Dataset items
________________________

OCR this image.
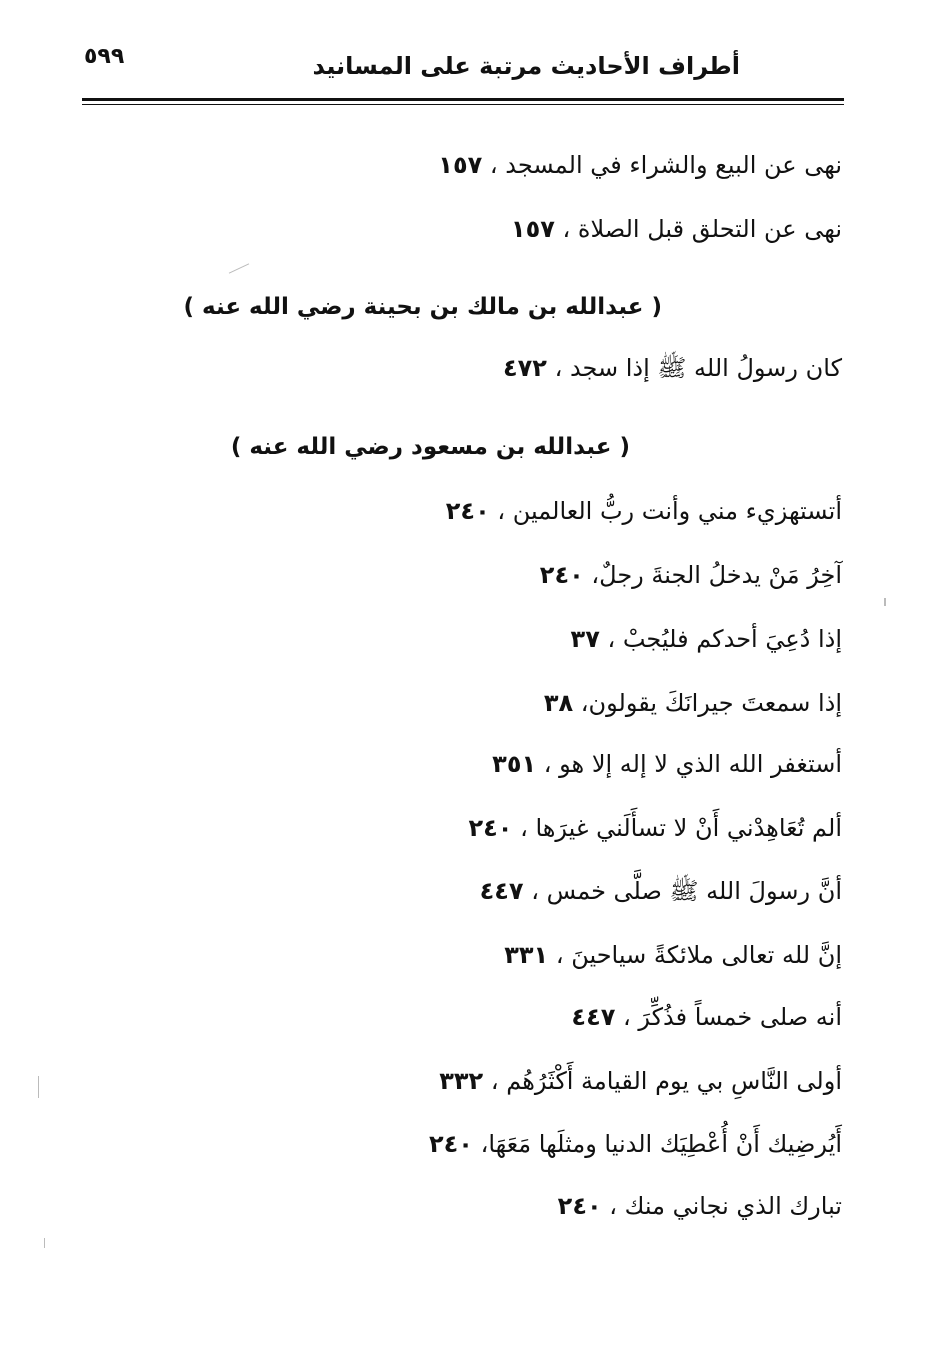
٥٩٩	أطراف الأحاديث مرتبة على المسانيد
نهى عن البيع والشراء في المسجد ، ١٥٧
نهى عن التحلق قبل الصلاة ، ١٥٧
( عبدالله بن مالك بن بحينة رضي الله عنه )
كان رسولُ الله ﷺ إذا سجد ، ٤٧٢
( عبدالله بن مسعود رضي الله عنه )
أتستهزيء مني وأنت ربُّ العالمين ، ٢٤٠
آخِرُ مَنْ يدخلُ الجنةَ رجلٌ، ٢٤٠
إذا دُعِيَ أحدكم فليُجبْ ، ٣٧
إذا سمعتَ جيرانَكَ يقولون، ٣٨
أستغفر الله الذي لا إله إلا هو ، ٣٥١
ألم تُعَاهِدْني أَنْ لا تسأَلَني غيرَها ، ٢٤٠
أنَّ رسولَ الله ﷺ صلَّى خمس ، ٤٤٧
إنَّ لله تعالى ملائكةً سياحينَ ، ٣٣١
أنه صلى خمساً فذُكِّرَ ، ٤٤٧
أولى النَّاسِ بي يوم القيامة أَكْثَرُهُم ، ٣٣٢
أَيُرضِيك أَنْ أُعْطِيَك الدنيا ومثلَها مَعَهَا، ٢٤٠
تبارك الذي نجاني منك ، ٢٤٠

________________________

What the exercise asks: Count every line bearing the word "الذي"; report the total only.

Task answer: 2